[REQUEST]: Copy all of the material word for word, except for the pictures.

[SUPPLIED RECORDS]:
- - - - - - -
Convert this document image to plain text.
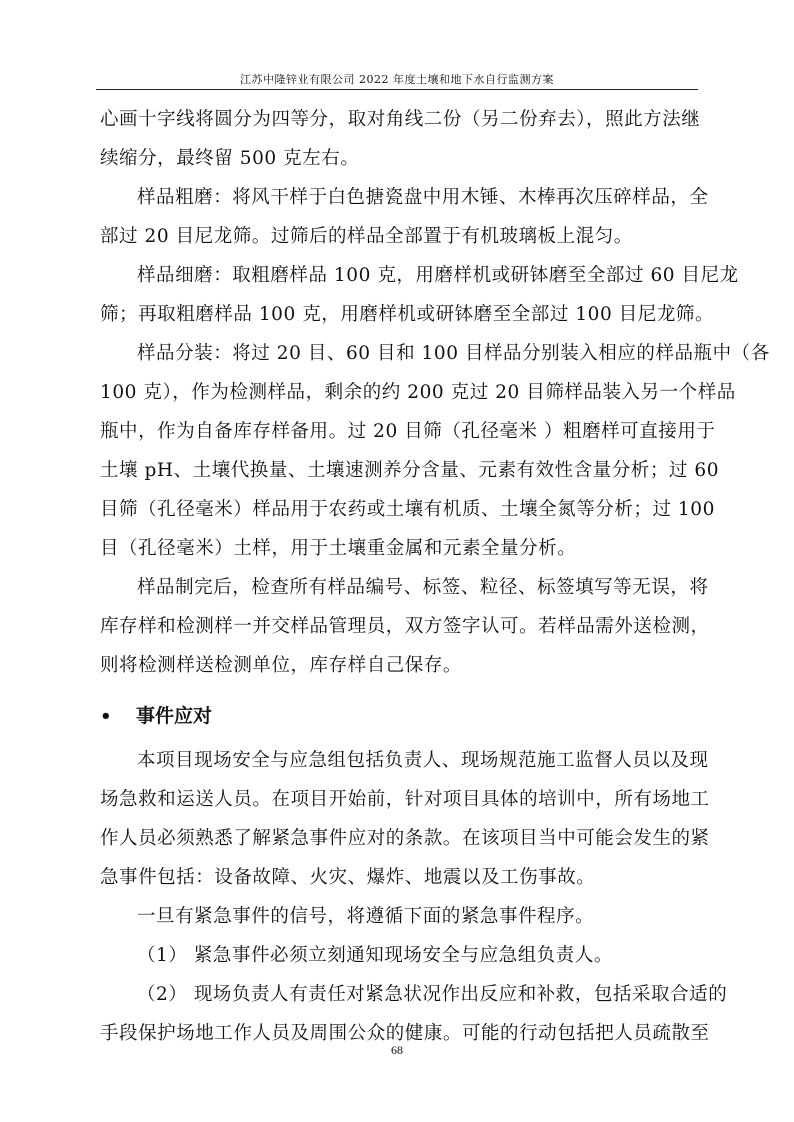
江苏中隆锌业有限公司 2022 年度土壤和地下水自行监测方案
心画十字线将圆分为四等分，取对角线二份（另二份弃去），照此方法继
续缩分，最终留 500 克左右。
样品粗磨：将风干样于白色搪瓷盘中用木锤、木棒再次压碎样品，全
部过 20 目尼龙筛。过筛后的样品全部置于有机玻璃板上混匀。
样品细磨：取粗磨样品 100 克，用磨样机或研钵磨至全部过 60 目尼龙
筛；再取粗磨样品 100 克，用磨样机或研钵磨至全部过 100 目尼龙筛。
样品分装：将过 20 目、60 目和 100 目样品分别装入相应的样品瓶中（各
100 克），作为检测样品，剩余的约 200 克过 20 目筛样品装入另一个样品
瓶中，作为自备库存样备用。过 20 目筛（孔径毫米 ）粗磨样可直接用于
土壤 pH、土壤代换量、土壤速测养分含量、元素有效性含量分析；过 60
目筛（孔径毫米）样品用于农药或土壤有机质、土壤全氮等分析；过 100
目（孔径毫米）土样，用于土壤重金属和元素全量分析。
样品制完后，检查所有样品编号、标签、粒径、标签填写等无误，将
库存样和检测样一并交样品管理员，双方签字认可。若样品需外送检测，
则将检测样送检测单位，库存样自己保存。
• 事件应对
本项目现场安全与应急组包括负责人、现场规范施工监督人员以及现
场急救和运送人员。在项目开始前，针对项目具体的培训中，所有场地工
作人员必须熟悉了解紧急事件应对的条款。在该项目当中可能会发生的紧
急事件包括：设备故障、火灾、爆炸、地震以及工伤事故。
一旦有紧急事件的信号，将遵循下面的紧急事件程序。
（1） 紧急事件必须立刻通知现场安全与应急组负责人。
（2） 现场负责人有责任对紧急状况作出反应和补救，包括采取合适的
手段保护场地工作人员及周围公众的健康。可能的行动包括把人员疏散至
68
- - - - - - -
[RESULT OF THIS TASK]:
Convert this document image to plain text.
江苏中隆锌业有限公司 2022 年度土壤和地下水自行监测方案
心画十字线将圆分为四等分，取对角线二份（另二份弃去），照此方法继
续缩分，最终留 500 克左右。
样品粗磨：将风干样于白色搪瓷盘中用木锤、木棒再次压碎样品，全
部过 20 目尼龙筛。过筛后的样品全部置于有机玻璃板上混匀。
样品细磨：取粗磨样品 100 克，用磨样机或研钵磨至全部过 60 目尼龙
筛；再取粗磨样品 100 克，用磨样机或研钵磨至全部过 100 目尼龙筛。
样品分装：将过 20 目、60 目和 100 目样品分别装入相应的样品瓶中（各
100 克），作为检测样品，剩余的约 200 克过 20 目筛样品装入另一个样品
瓶中，作为自备库存样备用。过 20 目筛（孔径毫米 ）粗磨样可直接用于
土壤 pH、土壤代换量、土壤速测养分含量、元素有效性含量分析；过 60
目筛（孔径毫米）样品用于农药或土壤有机质、土壤全氮等分析；过 100
目（孔径毫米）土样，用于土壤重金属和元素全量分析。
样品制完后，检查所有样品编号、标签、粒径、标签填写等无误，将
库存样和检测样一并交样品管理员，双方签字认可。若样品需外送检测，
则将检测样送检测单位，库存样自己保存。
• 事件应对
本项目现场安全与应急组包括负责人、现场规范施工监督人员以及现
场急救和运送人员。在项目开始前，针对项目具体的培训中，所有场地工
作人员必须熟悉了解紧急事件应对的条款。在该项目当中可能会发生的紧
急事件包括：设备故障、火灾、爆炸、地震以及工伤事故。
一旦有紧急事件的信号，将遵循下面的紧急事件程序。
（1） 紧急事件必须立刻通知现场安全与应急组负责人。
（2） 现场负责人有责任对紧急状况作出反应和补救，包括采取合适的
手段保护场地工作人员及周围公众的健康。可能的行动包括把人员疏散至
68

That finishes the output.